**Text passage:**
[START]
If you can show your work and you bring everybody along, it goes a really long way to the change management and getting people to use data and, more than just using it, get curious about what more could we do, because everybody has some great idea. They just may not know exactly how to execute on it. So if they see what's possible, they see the work that you did to get there, then you know, all the time I have people come to ask you some ideas. Like somebody said hey, can we pull in our community data and then use that to ping people when questions don't get answered by one of their peers, and then how can we build that into our health score? So it's, you know, different. Three different people came with three different ideas, all relating to the same data, that all make our customers lives better.

Speaker 2:

Yeah, and that kind of stuff is lurking everywhere. You just got to kind of go look for it and think about it creatively. And I really like what you said you know about just not being able, not being afraid to jump in, because so much of kind of what we do in CS is gracefully falling on our heart a little bit not being afraid to do so, because like.
[END]
**Material provided:**
[START]
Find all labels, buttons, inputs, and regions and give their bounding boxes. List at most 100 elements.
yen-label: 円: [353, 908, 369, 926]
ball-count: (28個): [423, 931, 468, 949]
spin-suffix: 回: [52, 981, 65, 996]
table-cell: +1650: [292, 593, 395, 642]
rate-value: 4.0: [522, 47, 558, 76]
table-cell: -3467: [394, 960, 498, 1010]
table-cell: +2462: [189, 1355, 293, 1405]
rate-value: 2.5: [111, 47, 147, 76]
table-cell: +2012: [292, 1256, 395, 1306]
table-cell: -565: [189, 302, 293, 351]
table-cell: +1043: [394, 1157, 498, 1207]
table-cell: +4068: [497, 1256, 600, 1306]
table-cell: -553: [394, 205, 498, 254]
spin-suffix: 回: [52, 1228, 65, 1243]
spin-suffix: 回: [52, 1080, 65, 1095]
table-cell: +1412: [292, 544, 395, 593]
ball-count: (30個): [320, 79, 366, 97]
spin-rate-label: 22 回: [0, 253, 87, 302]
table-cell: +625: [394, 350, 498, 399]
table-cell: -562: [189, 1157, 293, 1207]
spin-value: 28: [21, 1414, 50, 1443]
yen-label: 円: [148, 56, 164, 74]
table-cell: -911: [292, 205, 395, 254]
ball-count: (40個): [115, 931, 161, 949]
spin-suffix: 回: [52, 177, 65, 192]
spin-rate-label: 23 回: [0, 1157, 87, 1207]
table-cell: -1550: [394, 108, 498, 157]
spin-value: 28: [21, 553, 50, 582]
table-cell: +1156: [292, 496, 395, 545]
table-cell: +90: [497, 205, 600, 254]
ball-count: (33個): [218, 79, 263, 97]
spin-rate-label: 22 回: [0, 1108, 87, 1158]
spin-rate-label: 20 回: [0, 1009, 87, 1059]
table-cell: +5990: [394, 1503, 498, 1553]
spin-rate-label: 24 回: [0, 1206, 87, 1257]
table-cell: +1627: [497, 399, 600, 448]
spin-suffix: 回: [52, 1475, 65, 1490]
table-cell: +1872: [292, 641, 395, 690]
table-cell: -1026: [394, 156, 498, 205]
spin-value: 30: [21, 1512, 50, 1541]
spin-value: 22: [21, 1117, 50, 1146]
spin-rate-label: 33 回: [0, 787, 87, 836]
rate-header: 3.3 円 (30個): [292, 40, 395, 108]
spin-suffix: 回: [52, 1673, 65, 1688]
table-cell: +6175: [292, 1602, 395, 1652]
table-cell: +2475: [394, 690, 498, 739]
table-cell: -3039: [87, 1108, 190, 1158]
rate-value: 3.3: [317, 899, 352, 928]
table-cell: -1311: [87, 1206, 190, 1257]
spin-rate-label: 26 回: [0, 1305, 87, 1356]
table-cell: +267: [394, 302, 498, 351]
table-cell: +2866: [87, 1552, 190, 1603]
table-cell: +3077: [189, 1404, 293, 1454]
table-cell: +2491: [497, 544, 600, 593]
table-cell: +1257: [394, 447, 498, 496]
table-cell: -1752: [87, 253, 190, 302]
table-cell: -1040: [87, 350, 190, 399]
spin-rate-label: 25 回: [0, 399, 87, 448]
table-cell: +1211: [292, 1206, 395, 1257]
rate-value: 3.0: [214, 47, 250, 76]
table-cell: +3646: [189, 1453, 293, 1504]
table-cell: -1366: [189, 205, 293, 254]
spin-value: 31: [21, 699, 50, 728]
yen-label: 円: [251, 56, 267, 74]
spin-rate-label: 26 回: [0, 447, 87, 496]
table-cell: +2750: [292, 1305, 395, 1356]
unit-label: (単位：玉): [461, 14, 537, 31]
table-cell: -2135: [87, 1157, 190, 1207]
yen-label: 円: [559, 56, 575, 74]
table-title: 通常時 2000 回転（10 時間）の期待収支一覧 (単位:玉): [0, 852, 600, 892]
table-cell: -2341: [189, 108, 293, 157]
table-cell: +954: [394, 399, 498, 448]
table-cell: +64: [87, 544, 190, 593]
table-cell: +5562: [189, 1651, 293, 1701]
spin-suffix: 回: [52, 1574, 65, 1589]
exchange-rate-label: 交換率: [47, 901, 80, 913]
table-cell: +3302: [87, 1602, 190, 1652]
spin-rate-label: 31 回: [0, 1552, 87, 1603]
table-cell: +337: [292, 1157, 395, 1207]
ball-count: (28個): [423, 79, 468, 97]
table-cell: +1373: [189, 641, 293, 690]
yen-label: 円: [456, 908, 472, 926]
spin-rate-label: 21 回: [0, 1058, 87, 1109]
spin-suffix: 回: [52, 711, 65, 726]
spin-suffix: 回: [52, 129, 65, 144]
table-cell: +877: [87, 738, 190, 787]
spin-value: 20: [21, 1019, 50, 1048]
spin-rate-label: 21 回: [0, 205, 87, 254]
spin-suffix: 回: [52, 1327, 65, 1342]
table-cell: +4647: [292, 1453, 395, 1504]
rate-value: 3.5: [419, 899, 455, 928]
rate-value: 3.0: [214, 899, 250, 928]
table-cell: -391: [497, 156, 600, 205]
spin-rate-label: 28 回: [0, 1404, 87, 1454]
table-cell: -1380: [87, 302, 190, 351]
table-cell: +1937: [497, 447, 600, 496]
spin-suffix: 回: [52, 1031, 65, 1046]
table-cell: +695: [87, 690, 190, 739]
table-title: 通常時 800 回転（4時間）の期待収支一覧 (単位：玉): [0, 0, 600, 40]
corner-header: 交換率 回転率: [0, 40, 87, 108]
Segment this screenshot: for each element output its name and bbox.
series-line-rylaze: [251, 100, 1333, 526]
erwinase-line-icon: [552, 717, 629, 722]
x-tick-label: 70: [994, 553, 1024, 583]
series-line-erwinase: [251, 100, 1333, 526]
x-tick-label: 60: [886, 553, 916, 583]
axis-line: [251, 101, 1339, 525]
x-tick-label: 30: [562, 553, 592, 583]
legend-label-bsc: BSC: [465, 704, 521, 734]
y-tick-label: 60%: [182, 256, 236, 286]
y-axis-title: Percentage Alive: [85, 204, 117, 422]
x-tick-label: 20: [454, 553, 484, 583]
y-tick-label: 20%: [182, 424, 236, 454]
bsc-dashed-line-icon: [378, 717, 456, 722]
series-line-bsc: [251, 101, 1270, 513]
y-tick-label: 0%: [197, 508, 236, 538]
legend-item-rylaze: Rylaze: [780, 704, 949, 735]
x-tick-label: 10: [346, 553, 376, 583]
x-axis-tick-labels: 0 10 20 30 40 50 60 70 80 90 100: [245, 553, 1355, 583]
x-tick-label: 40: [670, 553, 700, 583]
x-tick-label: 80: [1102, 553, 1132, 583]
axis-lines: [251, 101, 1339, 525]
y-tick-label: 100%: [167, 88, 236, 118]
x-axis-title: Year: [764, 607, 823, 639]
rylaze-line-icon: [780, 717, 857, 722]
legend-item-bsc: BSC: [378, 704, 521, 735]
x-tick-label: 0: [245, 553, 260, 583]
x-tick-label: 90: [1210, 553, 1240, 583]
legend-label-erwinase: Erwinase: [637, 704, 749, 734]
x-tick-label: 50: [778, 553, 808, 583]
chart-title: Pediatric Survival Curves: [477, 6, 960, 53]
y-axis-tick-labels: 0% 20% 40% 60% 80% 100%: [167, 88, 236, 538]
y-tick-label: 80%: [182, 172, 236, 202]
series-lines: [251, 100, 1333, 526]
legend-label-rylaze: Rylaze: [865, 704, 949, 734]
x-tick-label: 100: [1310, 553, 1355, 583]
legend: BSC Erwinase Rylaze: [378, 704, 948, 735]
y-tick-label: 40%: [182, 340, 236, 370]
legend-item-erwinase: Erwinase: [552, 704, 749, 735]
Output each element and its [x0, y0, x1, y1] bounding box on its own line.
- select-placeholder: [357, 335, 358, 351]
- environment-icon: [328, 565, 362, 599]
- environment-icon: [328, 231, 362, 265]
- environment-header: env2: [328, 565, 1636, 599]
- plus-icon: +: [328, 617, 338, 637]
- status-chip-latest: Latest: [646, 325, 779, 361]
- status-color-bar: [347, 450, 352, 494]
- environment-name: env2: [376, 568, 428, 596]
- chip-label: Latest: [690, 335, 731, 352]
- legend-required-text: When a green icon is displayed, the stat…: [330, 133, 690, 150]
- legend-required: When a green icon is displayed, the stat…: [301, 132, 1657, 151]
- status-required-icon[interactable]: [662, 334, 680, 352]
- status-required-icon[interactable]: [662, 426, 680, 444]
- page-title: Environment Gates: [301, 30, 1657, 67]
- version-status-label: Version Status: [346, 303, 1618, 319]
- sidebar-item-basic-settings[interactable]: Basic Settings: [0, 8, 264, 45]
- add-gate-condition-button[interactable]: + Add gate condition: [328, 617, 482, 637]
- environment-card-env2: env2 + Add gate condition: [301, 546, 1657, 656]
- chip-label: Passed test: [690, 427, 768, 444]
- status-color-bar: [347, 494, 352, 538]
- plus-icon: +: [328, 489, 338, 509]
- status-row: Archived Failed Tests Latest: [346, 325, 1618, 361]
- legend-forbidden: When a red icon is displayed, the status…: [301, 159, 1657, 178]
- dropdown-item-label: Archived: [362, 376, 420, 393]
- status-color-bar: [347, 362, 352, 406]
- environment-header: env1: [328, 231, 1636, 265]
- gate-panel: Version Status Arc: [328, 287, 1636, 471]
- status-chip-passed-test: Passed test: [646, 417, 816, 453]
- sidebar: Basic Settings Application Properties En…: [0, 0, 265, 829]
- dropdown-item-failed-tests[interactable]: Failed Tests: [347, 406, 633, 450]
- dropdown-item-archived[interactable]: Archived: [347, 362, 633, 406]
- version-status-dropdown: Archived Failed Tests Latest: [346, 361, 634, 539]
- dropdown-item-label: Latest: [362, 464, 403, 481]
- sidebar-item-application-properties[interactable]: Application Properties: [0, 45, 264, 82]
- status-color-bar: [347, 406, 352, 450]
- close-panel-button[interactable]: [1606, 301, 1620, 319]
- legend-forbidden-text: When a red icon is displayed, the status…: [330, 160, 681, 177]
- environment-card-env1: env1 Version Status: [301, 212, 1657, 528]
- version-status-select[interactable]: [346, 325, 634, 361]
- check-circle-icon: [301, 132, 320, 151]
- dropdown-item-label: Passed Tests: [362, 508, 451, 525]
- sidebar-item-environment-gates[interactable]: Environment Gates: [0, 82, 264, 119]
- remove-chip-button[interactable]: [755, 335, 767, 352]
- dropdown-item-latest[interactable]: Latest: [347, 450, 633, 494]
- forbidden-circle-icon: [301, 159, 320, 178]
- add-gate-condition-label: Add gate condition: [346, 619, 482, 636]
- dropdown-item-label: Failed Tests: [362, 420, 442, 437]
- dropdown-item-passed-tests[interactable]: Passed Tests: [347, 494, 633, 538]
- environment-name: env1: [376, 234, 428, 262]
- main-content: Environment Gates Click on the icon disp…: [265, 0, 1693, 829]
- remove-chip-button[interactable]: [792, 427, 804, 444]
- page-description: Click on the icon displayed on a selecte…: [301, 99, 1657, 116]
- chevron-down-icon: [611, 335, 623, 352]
[END]
**Problems to solve:**
[1] Reproduce the transcript between "Yeah, and that" and "so, because like.", inclusive, substituting "hiding" for "lurking".
[2] The transcript quotes a suggestion that begins "can we pull in our community data". List every action that suggestion proposes.

**Task-by-task outputs:**
[1]
Yeah, and that kind of stuff is hiding everywhere. You just got to kind of go look for it and think about it creatively. And I really like what you said you know about just not being able, not being afraid to jump in, because so much of kind of what we do in CS is gracefully falling on our heart a little bit not being afraid to do so, because like.

[2]
- Pull in the community data.
- Use that data to ping people when their questions don't get answered by one of their peers.
- Build that into the health score.